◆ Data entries
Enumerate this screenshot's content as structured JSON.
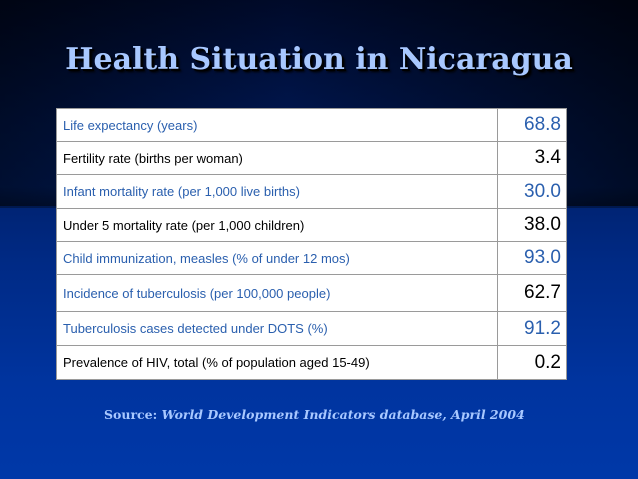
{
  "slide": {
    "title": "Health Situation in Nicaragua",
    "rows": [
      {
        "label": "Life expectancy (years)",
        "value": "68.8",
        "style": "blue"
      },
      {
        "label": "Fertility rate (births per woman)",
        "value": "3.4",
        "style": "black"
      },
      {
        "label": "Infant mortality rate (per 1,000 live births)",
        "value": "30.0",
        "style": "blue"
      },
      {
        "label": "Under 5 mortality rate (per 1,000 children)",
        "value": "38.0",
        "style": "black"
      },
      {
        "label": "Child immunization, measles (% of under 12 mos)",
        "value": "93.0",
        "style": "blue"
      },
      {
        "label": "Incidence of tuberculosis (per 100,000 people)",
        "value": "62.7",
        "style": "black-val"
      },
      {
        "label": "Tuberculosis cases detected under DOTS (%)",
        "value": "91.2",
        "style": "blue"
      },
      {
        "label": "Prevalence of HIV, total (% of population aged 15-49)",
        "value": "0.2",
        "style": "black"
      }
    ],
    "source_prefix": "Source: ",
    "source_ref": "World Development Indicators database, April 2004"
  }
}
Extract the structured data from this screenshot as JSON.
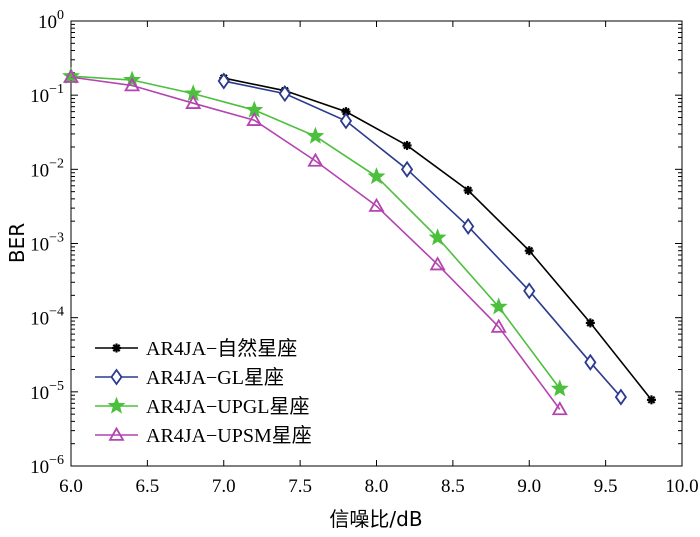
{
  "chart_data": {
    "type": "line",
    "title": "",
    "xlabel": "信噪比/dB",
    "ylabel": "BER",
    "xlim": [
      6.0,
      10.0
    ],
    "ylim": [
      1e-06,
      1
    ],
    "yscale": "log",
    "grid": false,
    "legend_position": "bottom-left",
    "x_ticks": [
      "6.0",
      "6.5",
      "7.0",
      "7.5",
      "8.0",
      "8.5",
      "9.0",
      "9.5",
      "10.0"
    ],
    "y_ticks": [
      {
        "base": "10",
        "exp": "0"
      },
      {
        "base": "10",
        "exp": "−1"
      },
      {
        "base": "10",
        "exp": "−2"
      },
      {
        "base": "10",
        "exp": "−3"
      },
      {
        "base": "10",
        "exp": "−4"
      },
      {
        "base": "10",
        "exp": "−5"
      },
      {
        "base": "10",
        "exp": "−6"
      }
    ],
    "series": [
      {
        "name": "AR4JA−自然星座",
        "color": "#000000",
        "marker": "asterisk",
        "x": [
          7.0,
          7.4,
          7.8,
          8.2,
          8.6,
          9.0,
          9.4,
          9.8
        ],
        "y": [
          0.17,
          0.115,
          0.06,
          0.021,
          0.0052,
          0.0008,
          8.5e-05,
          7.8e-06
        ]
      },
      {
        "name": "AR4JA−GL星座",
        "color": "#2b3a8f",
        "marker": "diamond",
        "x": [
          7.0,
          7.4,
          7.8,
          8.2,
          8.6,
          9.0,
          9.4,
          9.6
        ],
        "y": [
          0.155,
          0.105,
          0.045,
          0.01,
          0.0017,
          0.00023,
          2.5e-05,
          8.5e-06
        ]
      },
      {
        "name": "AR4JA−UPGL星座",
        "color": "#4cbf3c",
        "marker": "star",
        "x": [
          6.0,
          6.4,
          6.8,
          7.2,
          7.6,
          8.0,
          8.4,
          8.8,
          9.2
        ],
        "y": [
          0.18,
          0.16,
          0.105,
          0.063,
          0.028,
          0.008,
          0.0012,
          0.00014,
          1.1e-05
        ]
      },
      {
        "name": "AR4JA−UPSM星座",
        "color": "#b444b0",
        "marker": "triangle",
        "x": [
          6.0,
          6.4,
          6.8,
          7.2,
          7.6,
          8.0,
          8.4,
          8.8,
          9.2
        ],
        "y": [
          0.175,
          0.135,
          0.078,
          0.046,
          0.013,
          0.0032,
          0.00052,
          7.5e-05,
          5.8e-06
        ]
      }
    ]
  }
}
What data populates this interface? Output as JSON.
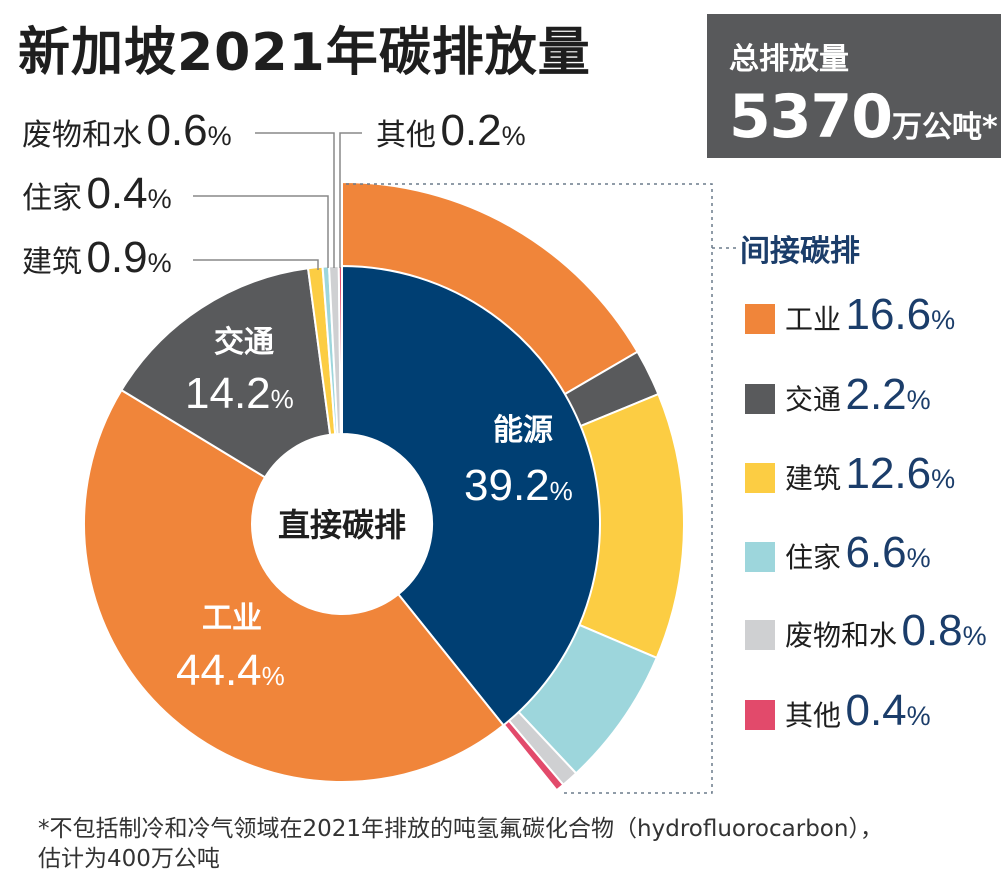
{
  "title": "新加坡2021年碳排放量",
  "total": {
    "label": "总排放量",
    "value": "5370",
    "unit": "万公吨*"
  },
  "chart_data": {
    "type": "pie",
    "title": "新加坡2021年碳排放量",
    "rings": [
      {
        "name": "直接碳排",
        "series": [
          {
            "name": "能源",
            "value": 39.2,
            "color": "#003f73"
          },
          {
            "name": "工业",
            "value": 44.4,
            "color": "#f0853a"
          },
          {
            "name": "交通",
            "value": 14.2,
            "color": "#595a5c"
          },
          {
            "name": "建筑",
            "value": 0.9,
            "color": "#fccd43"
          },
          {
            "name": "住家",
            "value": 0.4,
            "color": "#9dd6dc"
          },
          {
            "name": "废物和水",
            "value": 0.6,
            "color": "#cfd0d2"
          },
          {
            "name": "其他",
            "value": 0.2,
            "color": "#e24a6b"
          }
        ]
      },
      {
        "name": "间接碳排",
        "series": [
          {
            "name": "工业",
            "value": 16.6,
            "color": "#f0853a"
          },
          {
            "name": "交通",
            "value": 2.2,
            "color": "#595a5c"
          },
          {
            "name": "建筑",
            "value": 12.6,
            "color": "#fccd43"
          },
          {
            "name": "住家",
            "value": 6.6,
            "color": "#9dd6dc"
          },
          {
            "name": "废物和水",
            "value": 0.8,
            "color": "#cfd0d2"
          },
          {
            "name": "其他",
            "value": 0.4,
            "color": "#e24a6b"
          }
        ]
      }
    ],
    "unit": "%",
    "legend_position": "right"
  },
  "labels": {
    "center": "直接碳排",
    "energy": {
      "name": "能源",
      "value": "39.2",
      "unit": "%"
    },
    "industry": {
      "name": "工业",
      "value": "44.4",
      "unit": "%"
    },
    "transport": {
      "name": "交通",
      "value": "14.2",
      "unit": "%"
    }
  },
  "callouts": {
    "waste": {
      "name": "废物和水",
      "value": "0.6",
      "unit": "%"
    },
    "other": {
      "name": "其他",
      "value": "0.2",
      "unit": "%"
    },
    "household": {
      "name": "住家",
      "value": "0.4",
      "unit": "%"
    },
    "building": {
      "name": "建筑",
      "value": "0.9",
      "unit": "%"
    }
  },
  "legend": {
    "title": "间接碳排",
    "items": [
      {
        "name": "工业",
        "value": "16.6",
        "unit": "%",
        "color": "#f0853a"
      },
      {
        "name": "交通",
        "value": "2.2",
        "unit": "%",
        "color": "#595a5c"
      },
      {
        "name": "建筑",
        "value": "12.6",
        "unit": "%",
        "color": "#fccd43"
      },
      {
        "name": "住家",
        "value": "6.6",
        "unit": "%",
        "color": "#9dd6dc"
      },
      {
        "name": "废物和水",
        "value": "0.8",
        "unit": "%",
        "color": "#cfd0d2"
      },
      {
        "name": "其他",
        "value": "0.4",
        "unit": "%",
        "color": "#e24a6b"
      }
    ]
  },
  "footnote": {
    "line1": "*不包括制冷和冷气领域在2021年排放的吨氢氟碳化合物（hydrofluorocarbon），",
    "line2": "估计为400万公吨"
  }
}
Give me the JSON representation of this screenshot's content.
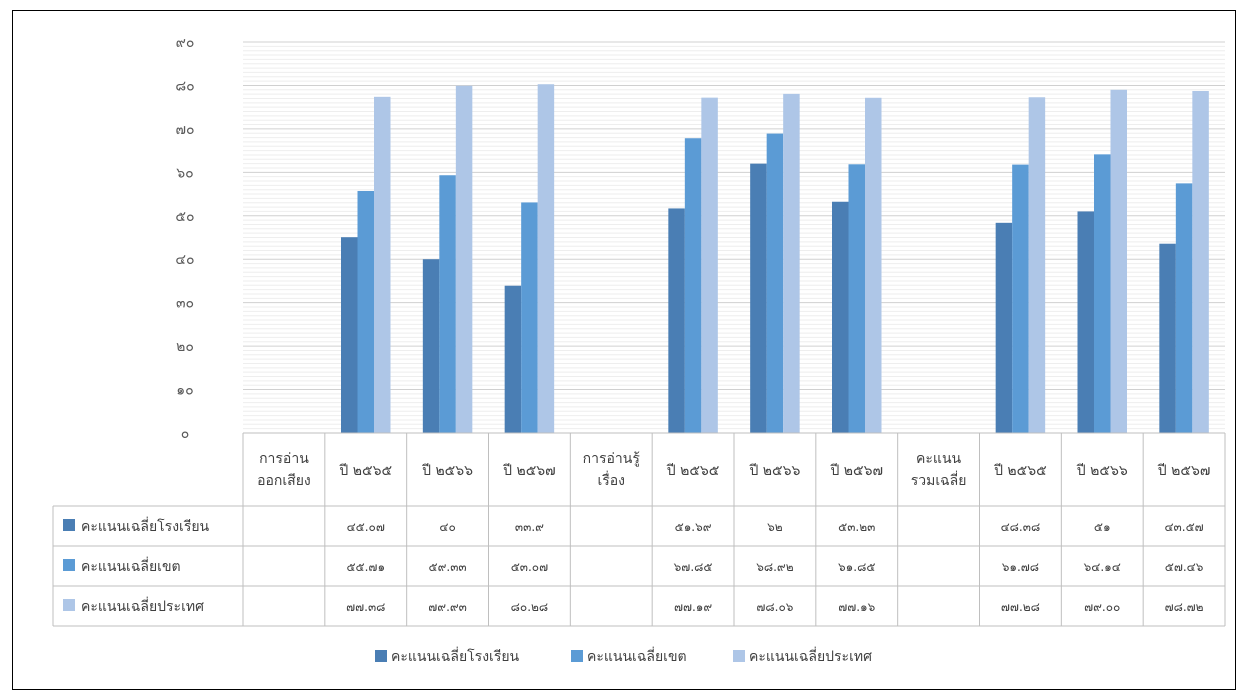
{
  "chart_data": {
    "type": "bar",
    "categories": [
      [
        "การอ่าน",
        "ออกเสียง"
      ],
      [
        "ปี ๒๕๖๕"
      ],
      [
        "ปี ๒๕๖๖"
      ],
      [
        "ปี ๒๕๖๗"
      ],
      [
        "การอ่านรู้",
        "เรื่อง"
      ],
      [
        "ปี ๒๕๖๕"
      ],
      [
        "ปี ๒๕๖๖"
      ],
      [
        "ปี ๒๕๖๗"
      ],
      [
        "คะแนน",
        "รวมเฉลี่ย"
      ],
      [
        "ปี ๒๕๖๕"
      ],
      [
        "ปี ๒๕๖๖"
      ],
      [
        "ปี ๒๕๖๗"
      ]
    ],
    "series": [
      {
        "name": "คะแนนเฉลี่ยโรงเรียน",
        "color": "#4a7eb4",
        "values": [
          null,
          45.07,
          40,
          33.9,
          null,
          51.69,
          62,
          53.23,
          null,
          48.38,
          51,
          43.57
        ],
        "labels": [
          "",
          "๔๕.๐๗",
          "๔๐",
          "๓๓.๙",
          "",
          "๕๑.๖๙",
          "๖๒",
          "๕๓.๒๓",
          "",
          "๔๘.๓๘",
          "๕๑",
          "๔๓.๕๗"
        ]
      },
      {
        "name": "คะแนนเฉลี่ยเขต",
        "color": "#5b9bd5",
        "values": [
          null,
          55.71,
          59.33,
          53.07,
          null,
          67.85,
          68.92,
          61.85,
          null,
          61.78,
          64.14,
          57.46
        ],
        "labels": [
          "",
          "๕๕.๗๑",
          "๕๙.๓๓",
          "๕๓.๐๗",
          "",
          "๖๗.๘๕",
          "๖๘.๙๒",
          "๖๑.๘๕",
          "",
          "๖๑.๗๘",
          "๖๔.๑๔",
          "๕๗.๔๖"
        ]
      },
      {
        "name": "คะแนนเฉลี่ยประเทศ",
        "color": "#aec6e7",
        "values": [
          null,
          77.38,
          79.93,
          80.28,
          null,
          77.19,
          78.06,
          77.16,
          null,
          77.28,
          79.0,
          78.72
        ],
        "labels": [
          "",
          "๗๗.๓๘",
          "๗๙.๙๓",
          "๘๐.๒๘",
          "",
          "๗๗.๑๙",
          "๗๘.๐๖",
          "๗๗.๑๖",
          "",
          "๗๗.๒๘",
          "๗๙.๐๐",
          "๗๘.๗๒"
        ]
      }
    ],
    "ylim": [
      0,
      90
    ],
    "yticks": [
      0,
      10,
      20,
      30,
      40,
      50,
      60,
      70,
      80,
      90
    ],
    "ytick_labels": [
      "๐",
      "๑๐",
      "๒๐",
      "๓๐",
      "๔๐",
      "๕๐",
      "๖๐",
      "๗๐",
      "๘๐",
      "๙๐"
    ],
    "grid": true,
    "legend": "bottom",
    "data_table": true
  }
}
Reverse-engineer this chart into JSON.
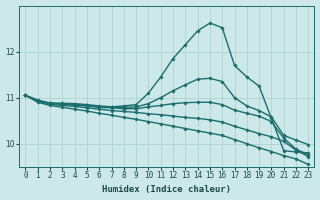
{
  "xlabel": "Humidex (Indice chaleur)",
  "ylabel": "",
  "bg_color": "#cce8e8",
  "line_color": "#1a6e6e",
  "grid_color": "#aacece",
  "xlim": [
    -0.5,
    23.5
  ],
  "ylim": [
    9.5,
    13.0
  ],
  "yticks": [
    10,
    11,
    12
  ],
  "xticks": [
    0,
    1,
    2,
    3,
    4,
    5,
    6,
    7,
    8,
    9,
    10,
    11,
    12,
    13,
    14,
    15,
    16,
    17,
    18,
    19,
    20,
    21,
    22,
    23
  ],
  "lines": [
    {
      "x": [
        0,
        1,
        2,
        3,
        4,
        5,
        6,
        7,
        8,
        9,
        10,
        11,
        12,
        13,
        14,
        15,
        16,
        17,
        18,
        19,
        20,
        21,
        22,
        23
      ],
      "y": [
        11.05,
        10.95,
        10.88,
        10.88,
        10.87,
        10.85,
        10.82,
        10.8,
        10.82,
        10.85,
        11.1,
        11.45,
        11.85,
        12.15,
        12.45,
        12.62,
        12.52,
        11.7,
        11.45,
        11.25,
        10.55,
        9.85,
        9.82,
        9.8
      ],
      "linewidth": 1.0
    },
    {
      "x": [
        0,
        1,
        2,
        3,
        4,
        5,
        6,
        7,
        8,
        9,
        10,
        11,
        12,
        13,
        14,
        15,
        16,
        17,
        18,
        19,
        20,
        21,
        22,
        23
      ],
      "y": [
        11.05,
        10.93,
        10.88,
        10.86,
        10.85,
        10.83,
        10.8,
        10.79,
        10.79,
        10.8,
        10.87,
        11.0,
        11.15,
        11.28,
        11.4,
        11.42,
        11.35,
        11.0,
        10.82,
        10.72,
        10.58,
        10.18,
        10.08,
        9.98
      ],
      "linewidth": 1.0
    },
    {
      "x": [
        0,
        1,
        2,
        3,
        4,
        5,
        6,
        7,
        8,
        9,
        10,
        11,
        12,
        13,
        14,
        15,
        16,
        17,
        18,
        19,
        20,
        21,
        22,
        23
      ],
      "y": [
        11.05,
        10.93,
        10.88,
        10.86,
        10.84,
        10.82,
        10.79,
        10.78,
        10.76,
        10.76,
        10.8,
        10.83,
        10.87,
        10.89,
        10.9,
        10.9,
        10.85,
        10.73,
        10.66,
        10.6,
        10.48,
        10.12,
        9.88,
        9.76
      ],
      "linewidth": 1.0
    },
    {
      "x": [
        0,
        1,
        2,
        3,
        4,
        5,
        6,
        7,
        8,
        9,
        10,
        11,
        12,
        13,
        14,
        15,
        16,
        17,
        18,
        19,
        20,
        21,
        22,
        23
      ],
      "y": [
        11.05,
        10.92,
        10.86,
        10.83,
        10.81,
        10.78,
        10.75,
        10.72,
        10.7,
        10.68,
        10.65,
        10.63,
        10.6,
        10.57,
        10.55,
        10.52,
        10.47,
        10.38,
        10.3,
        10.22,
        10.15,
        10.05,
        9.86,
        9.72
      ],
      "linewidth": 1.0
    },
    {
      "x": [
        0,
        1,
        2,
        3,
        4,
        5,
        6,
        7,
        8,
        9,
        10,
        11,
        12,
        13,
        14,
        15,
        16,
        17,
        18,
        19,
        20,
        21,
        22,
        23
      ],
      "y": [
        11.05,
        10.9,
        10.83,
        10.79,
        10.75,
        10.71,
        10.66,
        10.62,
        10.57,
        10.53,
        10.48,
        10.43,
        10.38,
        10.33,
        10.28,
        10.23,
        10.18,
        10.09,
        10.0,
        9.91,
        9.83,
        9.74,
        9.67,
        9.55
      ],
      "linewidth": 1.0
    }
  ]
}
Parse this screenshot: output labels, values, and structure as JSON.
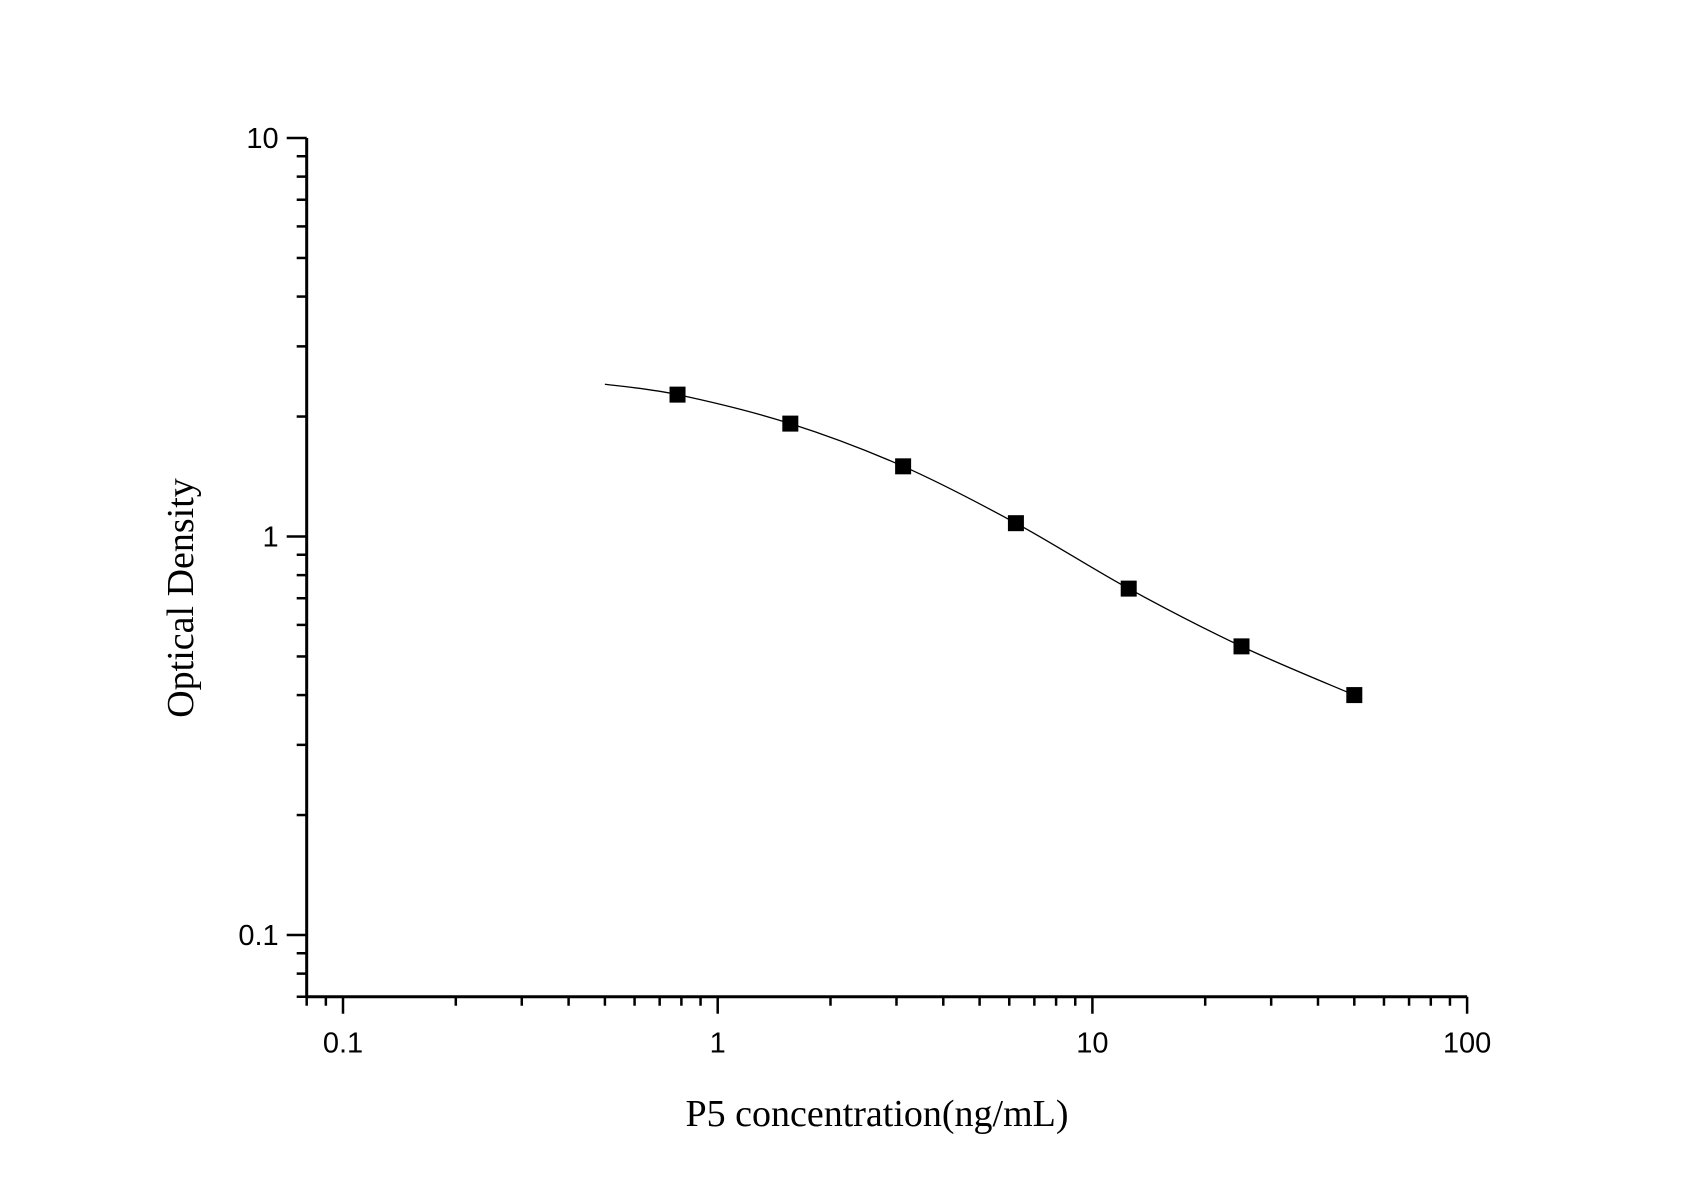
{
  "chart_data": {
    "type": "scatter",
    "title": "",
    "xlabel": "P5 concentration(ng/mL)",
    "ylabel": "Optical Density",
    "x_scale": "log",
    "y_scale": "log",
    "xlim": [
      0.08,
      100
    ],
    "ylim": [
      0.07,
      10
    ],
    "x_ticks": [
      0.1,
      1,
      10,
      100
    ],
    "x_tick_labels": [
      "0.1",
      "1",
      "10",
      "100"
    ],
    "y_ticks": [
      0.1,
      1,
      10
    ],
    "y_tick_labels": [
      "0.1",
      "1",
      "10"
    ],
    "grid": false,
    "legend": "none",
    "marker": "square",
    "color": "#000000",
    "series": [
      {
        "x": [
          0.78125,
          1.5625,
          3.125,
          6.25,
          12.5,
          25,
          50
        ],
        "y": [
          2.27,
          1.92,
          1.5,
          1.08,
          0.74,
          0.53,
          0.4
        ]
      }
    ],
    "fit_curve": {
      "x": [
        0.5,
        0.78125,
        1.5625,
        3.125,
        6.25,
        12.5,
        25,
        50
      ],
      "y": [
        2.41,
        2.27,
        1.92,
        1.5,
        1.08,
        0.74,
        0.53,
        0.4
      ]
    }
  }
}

◆ The exercise
Select every line above that contains the word "JSON", and copy it.

◆ Reply
Enumerate this screenshot's content as structured JSON.
Extract the structured data from this screenshot as JSON.
What data populates this interface? Output as JSON.
Give me the JSON representation of this screenshot's content.
Reverse-engineer this chart into JSON.
Parse this screenshot: output labels, values, and structure as JSON.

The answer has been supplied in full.